*Required work*:
Note each line where "screenshot" appears, and copy it.

*Stored records*:
----------------
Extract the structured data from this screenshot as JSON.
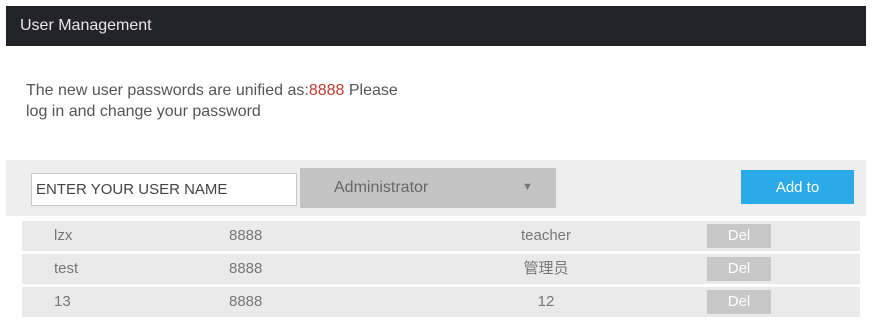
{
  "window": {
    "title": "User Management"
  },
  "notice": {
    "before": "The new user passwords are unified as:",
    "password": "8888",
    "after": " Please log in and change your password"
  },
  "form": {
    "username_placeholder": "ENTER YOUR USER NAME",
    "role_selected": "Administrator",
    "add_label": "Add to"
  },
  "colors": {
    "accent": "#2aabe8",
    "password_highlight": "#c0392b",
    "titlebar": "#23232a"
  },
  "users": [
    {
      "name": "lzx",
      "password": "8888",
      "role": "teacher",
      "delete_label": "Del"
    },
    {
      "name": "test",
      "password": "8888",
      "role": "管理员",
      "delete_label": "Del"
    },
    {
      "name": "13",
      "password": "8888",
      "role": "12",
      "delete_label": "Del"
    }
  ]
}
----------------
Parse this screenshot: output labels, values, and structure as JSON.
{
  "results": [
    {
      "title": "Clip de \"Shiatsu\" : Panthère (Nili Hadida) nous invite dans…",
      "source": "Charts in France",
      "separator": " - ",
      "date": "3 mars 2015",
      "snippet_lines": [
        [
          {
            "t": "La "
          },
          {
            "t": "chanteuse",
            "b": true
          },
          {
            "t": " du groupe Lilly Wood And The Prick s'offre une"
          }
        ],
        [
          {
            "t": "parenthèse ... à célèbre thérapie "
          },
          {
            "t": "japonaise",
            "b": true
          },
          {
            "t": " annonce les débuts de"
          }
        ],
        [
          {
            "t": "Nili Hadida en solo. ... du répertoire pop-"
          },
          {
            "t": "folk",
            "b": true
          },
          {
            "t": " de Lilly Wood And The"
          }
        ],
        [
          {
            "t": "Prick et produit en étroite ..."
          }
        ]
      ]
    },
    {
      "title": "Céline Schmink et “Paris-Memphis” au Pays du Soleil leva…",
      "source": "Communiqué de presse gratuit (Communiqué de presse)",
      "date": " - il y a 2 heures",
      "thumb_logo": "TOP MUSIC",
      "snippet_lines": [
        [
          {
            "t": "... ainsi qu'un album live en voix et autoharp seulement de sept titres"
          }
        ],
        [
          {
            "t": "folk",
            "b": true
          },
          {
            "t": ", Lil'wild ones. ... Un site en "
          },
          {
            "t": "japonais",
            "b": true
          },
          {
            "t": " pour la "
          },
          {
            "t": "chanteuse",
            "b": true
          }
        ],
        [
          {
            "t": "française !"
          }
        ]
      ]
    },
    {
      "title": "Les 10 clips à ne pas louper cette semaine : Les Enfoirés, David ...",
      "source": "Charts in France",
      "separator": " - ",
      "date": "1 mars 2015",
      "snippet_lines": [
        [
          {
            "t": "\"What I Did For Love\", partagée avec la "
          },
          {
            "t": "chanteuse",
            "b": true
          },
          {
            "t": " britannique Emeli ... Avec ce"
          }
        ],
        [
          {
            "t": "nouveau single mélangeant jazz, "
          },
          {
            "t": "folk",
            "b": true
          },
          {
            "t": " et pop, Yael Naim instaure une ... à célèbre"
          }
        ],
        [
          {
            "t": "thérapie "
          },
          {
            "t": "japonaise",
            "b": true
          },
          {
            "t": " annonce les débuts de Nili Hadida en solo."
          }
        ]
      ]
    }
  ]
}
----------------
*Exercise solution*:
Extract the structured data from this screenshot as JSON.
Parse this screenshot: output labels, values, and structure as JSON.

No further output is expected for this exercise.